____ Data section
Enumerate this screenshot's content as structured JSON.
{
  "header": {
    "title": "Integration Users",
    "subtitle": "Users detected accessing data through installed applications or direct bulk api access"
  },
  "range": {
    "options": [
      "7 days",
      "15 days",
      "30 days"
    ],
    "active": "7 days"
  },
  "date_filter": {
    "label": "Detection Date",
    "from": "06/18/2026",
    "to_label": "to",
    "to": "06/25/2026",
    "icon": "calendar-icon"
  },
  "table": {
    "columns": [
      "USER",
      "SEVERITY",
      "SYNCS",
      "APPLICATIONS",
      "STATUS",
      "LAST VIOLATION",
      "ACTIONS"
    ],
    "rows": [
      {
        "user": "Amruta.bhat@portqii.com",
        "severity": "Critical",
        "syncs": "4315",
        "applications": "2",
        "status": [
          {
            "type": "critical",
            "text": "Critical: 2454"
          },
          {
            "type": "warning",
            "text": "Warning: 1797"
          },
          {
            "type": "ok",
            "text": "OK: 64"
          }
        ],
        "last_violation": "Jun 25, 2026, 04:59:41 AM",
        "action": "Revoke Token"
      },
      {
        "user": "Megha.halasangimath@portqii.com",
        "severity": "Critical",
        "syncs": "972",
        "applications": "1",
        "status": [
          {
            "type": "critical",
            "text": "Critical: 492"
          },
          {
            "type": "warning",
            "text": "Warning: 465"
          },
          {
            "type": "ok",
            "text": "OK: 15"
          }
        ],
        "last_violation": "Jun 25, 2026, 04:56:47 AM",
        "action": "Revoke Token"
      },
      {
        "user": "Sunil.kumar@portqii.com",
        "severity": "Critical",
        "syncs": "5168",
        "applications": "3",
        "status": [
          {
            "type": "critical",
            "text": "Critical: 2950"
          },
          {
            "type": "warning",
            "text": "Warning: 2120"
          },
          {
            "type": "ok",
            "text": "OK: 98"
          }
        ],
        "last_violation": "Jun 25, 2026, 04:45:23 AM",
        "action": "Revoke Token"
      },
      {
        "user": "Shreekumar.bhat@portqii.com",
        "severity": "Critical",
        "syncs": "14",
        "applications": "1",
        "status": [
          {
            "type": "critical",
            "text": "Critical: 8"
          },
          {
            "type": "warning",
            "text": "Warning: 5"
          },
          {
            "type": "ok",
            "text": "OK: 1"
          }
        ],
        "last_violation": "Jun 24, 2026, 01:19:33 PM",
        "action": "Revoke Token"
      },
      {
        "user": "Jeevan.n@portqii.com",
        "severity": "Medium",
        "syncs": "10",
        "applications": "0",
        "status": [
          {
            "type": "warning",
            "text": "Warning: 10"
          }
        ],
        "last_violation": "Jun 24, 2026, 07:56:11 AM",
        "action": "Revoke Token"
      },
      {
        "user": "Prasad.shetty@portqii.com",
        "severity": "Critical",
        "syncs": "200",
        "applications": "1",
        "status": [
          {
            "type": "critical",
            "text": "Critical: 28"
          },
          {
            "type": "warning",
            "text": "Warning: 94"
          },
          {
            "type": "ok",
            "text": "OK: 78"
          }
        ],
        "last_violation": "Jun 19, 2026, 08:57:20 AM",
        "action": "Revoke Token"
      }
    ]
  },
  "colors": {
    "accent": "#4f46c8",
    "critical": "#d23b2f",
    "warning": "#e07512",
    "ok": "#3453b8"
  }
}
________
Stated goal
Return the lines above exactly, keeping every word.

Task result
Enumerate this screenshot's content as structured JSON.
{
  "header": {
    "title": "Integration Users",
    "subtitle": "Users detected accessing data through installed applications or direct bulk api access"
  },
  "range": {
    "options": [
      "7 days",
      "15 days",
      "30 days"
    ],
    "active": "7 days"
  },
  "date_filter": {
    "label": "Detection Date",
    "from": "06/18/2026",
    "to_label": "to",
    "to": "06/25/2026",
    "icon": "calendar-icon"
  },
  "table": {
    "columns": [
      "USER",
      "SEVERITY",
      "SYNCS",
      "APPLICATIONS",
      "STATUS",
      "LAST VIOLATION",
      "ACTIONS"
    ],
    "rows": [
      {
        "user": "Amruta.bhat@portqii.com",
        "severity": "Critical",
        "syncs": "4315",
        "applications": "2",
        "status": [
          {
            "type": "critical",
            "text": "Critical: 2454"
          },
          {
            "type": "warning",
            "text": "Warning: 1797"
          },
          {
            "type": "ok",
            "text": "OK: 64"
          }
        ],
        "last_violation": "Jun 25, 2026, 04:59:41 AM",
        "action": "Revoke Token"
      },
      {
        "user": "Megha.halasangimath@portqii.com",
        "severity": "Critical",
        "syncs": "972",
        "applications": "1",
        "status": [
          {
            "type": "critical",
            "text": "Critical: 492"
          },
          {
            "type": "warning",
            "text": "Warning: 465"
          },
          {
            "type": "ok",
            "text": "OK: 15"
          }
        ],
        "last_violation": "Jun 25, 2026, 04:56:47 AM",
        "action": "Revoke Token"
      },
      {
        "user": "Sunil.kumar@portqii.com",
        "severity": "Critical",
        "syncs": "5168",
        "applications": "3",
        "status": [
          {
            "type": "critical",
            "text": "Critical: 2950"
          },
          {
            "type": "warning",
            "text": "Warning: 2120"
          },
          {
            "type": "ok",
            "text": "OK: 98"
          }
        ],
        "last_violation": "Jun 25, 2026, 04:45:23 AM",
        "action": "Revoke Token"
      },
      {
        "user": "Shreekumar.bhat@portqii.com",
        "severity": "Critical",
        "syncs": "14",
        "applications": "1",
        "status": [
          {
            "type": "critical",
            "text": "Critical: 8"
          },
          {
            "type": "warning",
            "text": "Warning: 5"
          },
          {
            "type": "ok",
            "text": "OK: 1"
          }
        ],
        "last_violation": "Jun 24, 2026, 01:19:33 PM",
        "action": "Revoke Token"
      },
      {
        "user": "Jeevan.n@portqii.com",
        "severity": "Medium",
        "syncs": "10",
        "applications": "0",
        "status": [
          {
            "type": "warning",
            "text": "Warning: 10"
          }
        ],
        "last_violation": "Jun 24, 2026, 07:56:11 AM",
        "action": "Revoke Token"
      },
      {
        "user": "Prasad.shetty@portqii.com",
        "severity": "Critical",
        "syncs": "200",
        "applications": "1",
        "status": [
          {
            "type": "critical",
            "text": "Critical: 28"
          },
          {
            "type": "warning",
            "text": "Warning: 94"
          },
          {
            "type": "ok",
            "text": "OK: 78"
          }
        ],
        "last_violation": "Jun 19, 2026, 08:57:20 AM",
        "action": "Revoke Token"
      }
    ]
  },
  "colors": {
    "accent": "#4f46c8",
    "critical": "#d23b2f",
    "warning": "#e07512",
    "ok": "#3453b8"
  }
}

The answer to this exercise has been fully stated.